_Exercise details_. Search the material for the string "JSON", then return every line where it is found.

_Supplied records_.
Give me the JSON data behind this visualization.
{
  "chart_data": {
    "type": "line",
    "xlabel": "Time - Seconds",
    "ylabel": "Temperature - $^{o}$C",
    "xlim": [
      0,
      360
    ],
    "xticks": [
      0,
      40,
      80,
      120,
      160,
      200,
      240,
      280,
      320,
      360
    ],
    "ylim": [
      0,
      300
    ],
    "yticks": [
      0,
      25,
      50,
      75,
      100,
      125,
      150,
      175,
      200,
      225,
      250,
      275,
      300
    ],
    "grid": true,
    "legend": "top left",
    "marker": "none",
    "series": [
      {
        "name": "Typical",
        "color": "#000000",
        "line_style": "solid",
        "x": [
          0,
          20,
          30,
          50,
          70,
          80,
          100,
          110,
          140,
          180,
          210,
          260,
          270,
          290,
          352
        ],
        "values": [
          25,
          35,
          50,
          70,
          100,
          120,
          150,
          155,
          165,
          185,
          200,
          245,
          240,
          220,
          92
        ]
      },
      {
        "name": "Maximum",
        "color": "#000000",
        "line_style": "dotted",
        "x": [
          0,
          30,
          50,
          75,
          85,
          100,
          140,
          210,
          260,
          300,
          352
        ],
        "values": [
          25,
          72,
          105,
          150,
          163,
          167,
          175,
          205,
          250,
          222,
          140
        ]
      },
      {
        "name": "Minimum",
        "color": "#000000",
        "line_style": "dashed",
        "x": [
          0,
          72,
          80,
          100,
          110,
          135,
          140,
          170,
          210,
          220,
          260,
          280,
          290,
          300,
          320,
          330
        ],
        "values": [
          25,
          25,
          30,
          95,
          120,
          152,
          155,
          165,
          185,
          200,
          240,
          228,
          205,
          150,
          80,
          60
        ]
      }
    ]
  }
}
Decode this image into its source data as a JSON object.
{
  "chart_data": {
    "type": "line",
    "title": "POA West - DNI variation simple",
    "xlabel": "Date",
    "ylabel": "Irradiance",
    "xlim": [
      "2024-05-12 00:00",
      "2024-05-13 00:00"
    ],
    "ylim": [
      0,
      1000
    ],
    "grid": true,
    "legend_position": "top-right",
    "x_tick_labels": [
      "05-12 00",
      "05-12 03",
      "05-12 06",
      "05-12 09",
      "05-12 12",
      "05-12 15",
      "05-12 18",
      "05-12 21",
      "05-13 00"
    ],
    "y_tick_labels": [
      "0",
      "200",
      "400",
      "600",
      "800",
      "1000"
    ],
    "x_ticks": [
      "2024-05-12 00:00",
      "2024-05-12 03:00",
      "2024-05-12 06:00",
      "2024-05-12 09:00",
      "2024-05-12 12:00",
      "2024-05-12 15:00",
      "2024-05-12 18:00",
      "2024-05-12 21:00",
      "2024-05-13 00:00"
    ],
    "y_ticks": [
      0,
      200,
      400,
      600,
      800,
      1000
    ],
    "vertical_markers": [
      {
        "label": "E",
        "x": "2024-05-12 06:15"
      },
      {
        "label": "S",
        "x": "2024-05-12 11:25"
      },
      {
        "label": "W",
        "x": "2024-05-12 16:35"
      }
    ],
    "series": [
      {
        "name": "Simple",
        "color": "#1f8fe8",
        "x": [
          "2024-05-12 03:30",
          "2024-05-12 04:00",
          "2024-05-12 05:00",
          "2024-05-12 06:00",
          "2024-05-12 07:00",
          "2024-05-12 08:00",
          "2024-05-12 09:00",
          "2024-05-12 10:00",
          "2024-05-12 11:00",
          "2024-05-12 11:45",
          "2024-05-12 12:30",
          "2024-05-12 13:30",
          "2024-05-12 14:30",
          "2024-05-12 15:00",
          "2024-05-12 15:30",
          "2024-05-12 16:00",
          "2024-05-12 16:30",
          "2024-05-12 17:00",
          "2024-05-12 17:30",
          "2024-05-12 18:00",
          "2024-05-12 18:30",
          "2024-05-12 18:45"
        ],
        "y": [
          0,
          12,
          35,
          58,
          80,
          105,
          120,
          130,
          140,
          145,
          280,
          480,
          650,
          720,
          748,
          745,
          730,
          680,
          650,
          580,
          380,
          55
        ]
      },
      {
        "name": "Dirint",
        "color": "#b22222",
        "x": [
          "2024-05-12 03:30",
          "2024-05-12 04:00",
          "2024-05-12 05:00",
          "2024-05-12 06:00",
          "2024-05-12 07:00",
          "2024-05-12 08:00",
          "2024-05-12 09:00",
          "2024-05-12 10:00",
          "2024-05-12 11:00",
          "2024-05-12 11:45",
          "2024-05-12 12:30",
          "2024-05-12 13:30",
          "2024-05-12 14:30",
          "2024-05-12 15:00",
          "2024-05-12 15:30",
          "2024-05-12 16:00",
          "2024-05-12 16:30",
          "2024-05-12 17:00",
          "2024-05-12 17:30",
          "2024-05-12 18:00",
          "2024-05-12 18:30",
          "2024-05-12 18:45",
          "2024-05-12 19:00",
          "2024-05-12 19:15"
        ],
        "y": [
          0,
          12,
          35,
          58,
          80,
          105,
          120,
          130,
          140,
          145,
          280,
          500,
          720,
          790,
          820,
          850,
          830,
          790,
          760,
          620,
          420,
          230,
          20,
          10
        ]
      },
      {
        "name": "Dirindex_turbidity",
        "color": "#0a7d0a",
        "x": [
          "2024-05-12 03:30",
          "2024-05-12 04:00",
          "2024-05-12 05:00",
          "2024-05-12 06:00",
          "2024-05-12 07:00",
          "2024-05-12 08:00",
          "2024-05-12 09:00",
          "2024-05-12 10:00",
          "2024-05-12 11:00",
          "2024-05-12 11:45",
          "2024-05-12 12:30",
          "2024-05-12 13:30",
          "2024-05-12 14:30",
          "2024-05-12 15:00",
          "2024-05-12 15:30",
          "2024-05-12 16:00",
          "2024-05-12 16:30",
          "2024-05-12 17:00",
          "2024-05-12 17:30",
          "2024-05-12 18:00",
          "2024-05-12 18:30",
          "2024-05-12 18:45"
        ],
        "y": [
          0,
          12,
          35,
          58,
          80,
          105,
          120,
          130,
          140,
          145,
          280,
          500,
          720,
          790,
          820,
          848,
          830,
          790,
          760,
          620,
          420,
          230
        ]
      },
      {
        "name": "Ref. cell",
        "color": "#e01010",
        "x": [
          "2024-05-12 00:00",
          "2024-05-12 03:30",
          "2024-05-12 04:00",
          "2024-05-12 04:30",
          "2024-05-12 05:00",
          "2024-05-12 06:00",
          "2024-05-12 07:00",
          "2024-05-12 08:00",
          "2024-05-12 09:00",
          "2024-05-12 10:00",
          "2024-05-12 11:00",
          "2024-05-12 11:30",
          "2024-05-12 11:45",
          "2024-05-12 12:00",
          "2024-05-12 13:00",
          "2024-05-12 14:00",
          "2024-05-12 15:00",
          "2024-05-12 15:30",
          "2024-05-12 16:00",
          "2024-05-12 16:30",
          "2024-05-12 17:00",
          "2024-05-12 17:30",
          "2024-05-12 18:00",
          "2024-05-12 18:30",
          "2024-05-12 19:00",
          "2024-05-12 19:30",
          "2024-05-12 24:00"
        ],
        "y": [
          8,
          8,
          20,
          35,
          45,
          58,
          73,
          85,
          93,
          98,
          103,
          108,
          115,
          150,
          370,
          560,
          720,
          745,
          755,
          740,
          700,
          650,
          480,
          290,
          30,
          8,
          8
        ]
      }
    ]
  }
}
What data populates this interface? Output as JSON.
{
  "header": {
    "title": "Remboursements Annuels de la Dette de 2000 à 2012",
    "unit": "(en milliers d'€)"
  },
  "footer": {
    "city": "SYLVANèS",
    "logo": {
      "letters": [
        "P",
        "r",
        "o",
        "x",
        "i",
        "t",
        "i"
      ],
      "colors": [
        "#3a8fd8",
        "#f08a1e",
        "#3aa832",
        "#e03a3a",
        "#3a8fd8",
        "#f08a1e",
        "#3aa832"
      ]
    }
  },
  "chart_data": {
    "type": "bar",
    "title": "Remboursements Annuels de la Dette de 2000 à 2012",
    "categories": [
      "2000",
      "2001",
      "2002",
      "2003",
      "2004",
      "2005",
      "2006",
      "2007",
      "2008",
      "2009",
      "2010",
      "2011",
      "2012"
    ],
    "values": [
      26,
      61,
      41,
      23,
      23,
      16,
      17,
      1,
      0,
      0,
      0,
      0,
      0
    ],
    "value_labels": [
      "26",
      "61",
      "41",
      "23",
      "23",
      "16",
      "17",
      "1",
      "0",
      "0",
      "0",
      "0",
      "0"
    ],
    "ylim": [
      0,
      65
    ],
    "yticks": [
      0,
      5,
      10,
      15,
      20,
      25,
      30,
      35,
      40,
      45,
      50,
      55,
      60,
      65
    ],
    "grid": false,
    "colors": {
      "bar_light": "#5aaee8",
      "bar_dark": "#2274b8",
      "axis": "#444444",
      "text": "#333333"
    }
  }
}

_Finished exercise_.
Give me the JSON data behind this visualization.
Decode this image into its source data as a JSON object.
What data populates this interface? Output as JSON.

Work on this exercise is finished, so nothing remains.